_AIM OF THE EXERCISE_
The entries below should be output exactly as written.

_DATASET EXCERPTS_
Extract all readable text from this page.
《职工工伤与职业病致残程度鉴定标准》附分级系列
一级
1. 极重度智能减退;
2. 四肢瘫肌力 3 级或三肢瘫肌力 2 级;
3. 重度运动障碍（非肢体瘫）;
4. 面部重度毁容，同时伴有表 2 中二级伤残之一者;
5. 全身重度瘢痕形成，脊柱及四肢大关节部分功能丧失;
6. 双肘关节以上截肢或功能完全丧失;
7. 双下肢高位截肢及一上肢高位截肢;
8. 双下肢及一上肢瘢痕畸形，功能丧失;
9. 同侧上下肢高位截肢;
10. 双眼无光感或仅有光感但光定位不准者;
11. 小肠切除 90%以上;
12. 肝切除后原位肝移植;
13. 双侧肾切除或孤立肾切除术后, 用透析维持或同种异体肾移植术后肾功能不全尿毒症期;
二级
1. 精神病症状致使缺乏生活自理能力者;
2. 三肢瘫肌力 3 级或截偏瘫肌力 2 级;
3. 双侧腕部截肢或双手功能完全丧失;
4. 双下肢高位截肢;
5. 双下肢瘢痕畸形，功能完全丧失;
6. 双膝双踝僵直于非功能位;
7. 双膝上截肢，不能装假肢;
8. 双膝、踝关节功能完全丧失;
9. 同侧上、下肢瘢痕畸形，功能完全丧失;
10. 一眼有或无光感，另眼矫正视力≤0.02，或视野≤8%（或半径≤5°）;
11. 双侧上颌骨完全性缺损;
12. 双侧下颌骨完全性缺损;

_THE RESULT_
Extract all readable text from this page.
《职工工伤与职业病致残程度鉴定标准》附分级系列
一级
1. 极重度智能减退;
2. 四肢瘫肌力 3 级或三肢瘫肌力 2 级;
3. 重度运动障碍（非肢体瘫）;
4. 面部重度毁容，同时伴有表 2 中二级伤残之一者;
5. 全身重度瘢痕形成，脊柱及四肢大关节部分功能丧失;
6. 双肘关节以上截肢或功能完全丧失;
7. 双下肢高位截肢及一上肢高位截肢;
8. 双下肢及一上肢瘢痕畸形，功能丧失;
9. 同侧上下肢高位截肢;
10. 双眼无光感或仅有光感但光定位不准者;
11. 小肠切除 90%以上;
12. 肝切除后原位肝移植;
13. 双侧肾切除或孤立肾切除术后, 用透析维持或同种异体肾移植术后肾功能不全尿毒症期;
二级
1. 精神病症状致使缺乏生活自理能力者;
2. 三肢瘫肌力 3 级或截偏瘫肌力 2 级;
3. 双侧腕部截肢或双手功能完全丧失;
4. 双下肢高位截肢;
5. 双下肢瘢痕畸形，功能完全丧失;
6. 双膝双踝僵直于非功能位;
7. 双膝上截肢，不能装假肢;
8. 双膝、踝关节功能完全丧失;
9. 同侧上、下肢瘢痕畸形，功能完全丧失;
10. 一眼有或无光感，另眼矫正视力≤0.02，或视野≤8%（或半径≤5°）;
11. 双侧上颌骨完全性缺损;
12. 双侧下颌骨完全性缺损;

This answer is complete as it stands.